Could you extract every entry below and reproduce it exactly?

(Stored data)
□ □ □ □

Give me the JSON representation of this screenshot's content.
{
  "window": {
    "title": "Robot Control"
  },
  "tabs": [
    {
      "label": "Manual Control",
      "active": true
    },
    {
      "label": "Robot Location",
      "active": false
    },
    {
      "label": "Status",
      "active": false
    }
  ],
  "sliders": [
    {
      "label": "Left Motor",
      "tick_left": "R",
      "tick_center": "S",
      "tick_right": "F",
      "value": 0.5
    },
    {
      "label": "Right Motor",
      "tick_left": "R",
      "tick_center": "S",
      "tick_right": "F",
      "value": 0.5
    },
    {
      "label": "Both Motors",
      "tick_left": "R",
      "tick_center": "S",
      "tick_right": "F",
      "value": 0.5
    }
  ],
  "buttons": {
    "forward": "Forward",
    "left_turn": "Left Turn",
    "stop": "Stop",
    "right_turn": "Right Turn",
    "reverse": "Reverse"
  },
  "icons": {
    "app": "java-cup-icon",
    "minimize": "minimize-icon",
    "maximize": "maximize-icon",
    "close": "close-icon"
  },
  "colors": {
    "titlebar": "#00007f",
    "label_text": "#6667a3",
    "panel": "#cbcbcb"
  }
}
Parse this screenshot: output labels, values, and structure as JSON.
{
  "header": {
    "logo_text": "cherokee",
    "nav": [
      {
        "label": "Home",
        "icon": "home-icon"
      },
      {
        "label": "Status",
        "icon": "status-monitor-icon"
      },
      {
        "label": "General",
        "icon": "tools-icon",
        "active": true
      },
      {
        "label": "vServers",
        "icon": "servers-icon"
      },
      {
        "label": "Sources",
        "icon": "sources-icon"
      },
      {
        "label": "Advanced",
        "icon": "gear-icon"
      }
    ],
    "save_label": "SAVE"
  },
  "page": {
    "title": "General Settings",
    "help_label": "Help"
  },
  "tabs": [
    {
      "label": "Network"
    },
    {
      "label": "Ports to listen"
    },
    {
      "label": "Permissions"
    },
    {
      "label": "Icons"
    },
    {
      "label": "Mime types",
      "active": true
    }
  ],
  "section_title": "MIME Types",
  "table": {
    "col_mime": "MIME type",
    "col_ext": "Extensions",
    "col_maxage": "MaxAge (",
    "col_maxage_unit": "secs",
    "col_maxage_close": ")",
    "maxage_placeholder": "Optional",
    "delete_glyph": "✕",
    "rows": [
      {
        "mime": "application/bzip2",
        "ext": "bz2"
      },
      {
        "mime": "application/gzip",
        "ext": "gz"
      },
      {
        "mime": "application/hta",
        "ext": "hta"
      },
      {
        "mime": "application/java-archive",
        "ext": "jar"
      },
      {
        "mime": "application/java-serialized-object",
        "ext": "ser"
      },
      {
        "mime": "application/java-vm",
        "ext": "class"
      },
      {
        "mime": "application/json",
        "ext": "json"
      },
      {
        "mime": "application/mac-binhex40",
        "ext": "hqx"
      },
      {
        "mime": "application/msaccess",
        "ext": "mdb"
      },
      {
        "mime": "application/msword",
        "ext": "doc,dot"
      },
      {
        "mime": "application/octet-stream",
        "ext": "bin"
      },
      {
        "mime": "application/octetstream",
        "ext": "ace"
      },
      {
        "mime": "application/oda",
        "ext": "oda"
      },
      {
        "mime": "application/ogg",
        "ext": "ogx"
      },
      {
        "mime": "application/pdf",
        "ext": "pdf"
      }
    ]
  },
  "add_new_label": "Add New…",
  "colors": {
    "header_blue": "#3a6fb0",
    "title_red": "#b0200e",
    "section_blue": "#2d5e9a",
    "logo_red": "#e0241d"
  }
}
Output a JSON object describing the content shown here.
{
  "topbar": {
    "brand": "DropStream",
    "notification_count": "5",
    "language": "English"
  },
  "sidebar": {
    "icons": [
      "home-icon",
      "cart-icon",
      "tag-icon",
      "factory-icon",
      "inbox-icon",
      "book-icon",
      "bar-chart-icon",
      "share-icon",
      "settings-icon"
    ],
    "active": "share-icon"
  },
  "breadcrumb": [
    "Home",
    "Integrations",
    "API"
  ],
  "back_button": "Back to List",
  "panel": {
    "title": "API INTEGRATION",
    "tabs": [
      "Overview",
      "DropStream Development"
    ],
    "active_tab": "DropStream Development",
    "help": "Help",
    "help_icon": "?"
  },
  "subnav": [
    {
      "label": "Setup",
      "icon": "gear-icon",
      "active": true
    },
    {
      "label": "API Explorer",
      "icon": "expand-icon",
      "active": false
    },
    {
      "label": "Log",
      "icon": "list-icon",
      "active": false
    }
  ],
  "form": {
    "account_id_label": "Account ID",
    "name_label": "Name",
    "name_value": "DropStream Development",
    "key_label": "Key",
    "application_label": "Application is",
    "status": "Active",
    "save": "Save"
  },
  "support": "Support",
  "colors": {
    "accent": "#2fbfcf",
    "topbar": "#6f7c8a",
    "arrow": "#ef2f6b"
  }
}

□ □ □ □

▶ _SOLUTION TO THIS EXERCISE_:
Give me the JSON representation of this screenshot's content.
{
  "window": {
    "title": "Robot Control"
  },
  "tabs": [
    {
      "label": "Manual Control",
      "active": true
    },
    {
      "label": "Robot Location",
      "active": false
    },
    {
      "label": "Status",
      "active": false
    }
  ],
  "sliders": [
    {
      "label": "Left Motor",
      "tick_left": "R",
      "tick_center": "S",
      "tick_right": "F",
      "value": 0.5
    },
    {
      "label": "Right Motor",
      "tick_left": "R",
      "tick_center": "S",
      "tick_right": "F",
      "value": 0.5
    },
    {
      "label": "Both Motors",
      "tick_left": "R",
      "tick_center": "S",
      "tick_right": "F",
      "value": 0.5
    }
  ],
  "buttons": {
    "forward": "Forward",
    "left_turn": "Left Turn",
    "stop": "Stop",
    "right_turn": "Right Turn",
    "reverse": "Reverse"
  },
  "icons": {
    "app": "java-cup-icon",
    "minimize": "minimize-icon",
    "maximize": "maximize-icon",
    "close": "close-icon"
  },
  "colors": {
    "titlebar": "#00007f",
    "label_text": "#6667a3",
    "panel": "#cbcbcb"
  }
}
Parse this screenshot: output labels, values, and structure as JSON.
{
  "header": {
    "logo_text": "cherokee",
    "nav": [
      {
        "label": "Home",
        "icon": "home-icon"
      },
      {
        "label": "Status",
        "icon": "status-monitor-icon"
      },
      {
        "label": "General",
        "icon": "tools-icon",
        "active": true
      },
      {
        "label": "vServers",
        "icon": "servers-icon"
      },
      {
        "label": "Sources",
        "icon": "sources-icon"
      },
      {
        "label": "Advanced",
        "icon": "gear-icon"
      }
    ],
    "save_label": "SAVE"
  },
  "page": {
    "title": "General Settings",
    "help_label": "Help"
  },
  "tabs": [
    {
      "label": "Network"
    },
    {
      "label": "Ports to listen"
    },
    {
      "label": "Permissions"
    },
    {
      "label": "Icons"
    },
    {
      "label": "Mime types",
      "active": true
    }
  ],
  "section_title": "MIME Types",
  "table": {
    "col_mime": "MIME type",
    "col_ext": "Extensions",
    "col_maxage": "MaxAge (",
    "col_maxage_unit": "secs",
    "col_maxage_close": ")",
    "maxage_placeholder": "Optional",
    "delete_glyph": "✕",
    "rows": [
      {
        "mime": "application/bzip2",
        "ext": "bz2"
      },
      {
        "mime": "application/gzip",
        "ext": "gz"
      },
      {
        "mime": "application/hta",
        "ext": "hta"
      },
      {
        "mime": "application/java-archive",
        "ext": "jar"
      },
      {
        "mime": "application/java-serialized-object",
        "ext": "ser"
      },
      {
        "mime": "application/java-vm",
        "ext": "class"
      },
      {
        "mime": "application/json",
        "ext": "json"
      },
      {
        "mime": "application/mac-binhex40",
        "ext": "hqx"
      },
      {
        "mime": "application/msaccess",
        "ext": "mdb"
      },
      {
        "mime": "application/msword",
        "ext": "doc,dot"
      },
      {
        "mime": "application/octet-stream",
        "ext": "bin"
      },
      {
        "mime": "application/octetstream",
        "ext": "ace"
      },
      {
        "mime": "application/oda",
        "ext": "oda"
      },
      {
        "mime": "application/ogg",
        "ext": "ogx"
      },
      {
        "mime": "application/pdf",
        "ext": "pdf"
      }
    ]
  },
  "add_new_label": "Add New…",
  "colors": {
    "header_blue": "#3a6fb0",
    "title_red": "#b0200e",
    "section_blue": "#2d5e9a",
    "logo_red": "#e0241d"
  }
}
Output a JSON object describing the content shown here.
{
  "topbar": {
    "brand": "DropStream",
    "notification_count": "5",
    "language": "English"
  },
  "sidebar": {
    "icons": [
      "home-icon",
      "cart-icon",
      "tag-icon",
      "factory-icon",
      "inbox-icon",
      "book-icon",
      "bar-chart-icon",
      "share-icon",
      "settings-icon"
    ],
    "active": "share-icon"
  },
  "breadcrumb": [
    "Home",
    "Integrations",
    "API"
  ],
  "back_button": "Back to List",
  "panel": {
    "title": "API INTEGRATION",
    "tabs": [
      "Overview",
      "DropStream Development"
    ],
    "active_tab": "DropStream Development",
    "help": "Help",
    "help_icon": "?"
  },
  "subnav": [
    {
      "label": "Setup",
      "icon": "gear-icon",
      "active": true
    },
    {
      "label": "API Explorer",
      "icon": "expand-icon",
      "active": false
    },
    {
      "label": "Log",
      "icon": "list-icon",
      "active": false
    }
  ],
  "form": {
    "account_id_label": "Account ID",
    "name_label": "Name",
    "name_value": "DropStream Development",
    "key_label": "Key",
    "application_label": "Application is",
    "status": "Active",
    "save": "Save"
  },
  "support": "Support",
  "colors": {
    "accent": "#2fbfcf",
    "topbar": "#6f7c8a",
    "arrow": "#ef2f6b"
  }
}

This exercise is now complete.